Menurut profil kesehatan Indonesia, pneumonia menyebabkan 15 persen kematian balita, yaitu sekitar 922.000 jiwa pada 2015. Dari tahun 2015 sampai 2018 kasus pneumonia yang terkonfimasi pada anak-anak dibawah 5 tahun meningkat sekitar 500 ribu per tahun, tercatat mencapai 505.331 pasien dengan 425 pasien meninggal.
Dinas Kesehatan DKI Jakarta memperkirakan 43.309 kasus pneumonia atau radang paru pada balita selama tahun 2019. Ditinjau dari sumber infeksinya, pneumonia dibagi menjadi tiga yaitu pneumonia komunitas, hospital acquired pneumonia, dan pneumonia akibat penggunaan ventilator.
"Pneumonia yang sering terjadi dan dapat bersifat serius bahkan kematian, yaitu pneumonia komunitas," ujarnya.
Penularan pneumonia terjadi melalui saluran napas, harus terhirup virus, bakteri atau jamurnya. Kalau hanya sekedar bersentuhan tidak akan menyebabkan penularan.
Selain itu, pneumonia bisa juga disebabkan oleh kuman atau bakteri yang ada di saluran napas berkolonisasi menjadi banyak. Hal ini terjadi karena sistem imun rendah, bakteri bisa memperbanyak diri dan menimbulkan peradangan atau kerusakan jaringan.
+---+
* Tugas Wajib *
1. Jawab pertanyaan berikut berdasarkan teks tentang pneumonia.
(a) Menurut profil kesehatan Indonesia, berapa persen kematian balita yang disebabkan pneumonia?
(b) Berapa kasus pneumonia pada balita yang diperkirakan Dinas Kesehatan DKI Jakarta selama tahun 2019?
(c) Melalui apa penularan pneumonia terjadi?
2. Tulis kembali bagian teks tentang pneumonia, mulai dari bagian yang memuat "Menurut profil kesehatan" dan berhenti setelah "akibat penggunaan ventilator.". Tukar "balita" dengan "bayi".
3. Sebutkan semua jenis pneumonia menurut sumber infeksinya yang disebutkan dalam teks tentang pneumonia.

* Data untuk Dianalisis *
+---+
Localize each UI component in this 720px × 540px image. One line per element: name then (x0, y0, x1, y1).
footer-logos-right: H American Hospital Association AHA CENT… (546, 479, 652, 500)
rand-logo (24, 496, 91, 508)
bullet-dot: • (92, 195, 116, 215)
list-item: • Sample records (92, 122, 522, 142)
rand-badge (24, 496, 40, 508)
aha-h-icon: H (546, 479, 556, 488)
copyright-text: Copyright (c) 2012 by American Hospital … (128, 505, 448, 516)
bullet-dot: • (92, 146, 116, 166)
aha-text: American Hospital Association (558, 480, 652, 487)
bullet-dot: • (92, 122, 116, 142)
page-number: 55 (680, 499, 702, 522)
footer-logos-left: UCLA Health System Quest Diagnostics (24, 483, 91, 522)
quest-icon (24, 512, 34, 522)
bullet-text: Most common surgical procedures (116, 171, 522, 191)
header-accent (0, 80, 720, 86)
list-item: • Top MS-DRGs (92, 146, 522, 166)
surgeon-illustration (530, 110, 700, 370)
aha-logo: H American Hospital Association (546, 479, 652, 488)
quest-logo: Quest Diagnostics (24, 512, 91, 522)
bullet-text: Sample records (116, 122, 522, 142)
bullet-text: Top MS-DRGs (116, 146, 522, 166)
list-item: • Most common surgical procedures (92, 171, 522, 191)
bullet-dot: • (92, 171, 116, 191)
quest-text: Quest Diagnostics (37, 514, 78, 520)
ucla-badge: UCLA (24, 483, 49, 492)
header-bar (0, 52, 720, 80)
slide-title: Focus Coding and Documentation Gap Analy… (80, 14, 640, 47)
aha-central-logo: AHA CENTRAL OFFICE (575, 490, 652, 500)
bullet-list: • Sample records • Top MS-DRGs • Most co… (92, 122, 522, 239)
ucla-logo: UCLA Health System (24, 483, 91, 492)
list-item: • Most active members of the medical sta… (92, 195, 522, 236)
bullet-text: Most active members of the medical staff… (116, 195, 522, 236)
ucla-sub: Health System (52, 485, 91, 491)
+---+
* Hasil *
1.
(a) 15 persen
(b) 43.309 kasus
(c) Melalui saluran napas

2.
Menurut profil kesehatan Indonesia, pneumonia menyebabkan 15 persen kematian bayi, yaitu sekitar 922.000 jiwa pada 2015. Dari tahun 2015 sampai 2018 kasus pneumonia yang terkonfimasi pada anak-anak dibawah 5 tahun meningkat sekitar 500 ribu per tahun, tercatat mencapai 505.331 pasien dengan 425 pasien meninggal.
Dinas Kesehatan DKI Jakarta memperkirakan 43.309 kasus pneumonia atau radang paru pada bayi selama tahun 2019. Ditinjau dari sumber infeksinya, pneumonia dibagi menjadi tiga yaitu pneumonia komunitas, hospital acquired pneumonia, dan pneumonia akibat penggunaan ventilator.

3. pneumonia komunitas, hospital acquired pneumonia, pneumonia akibat penggunaan ventilator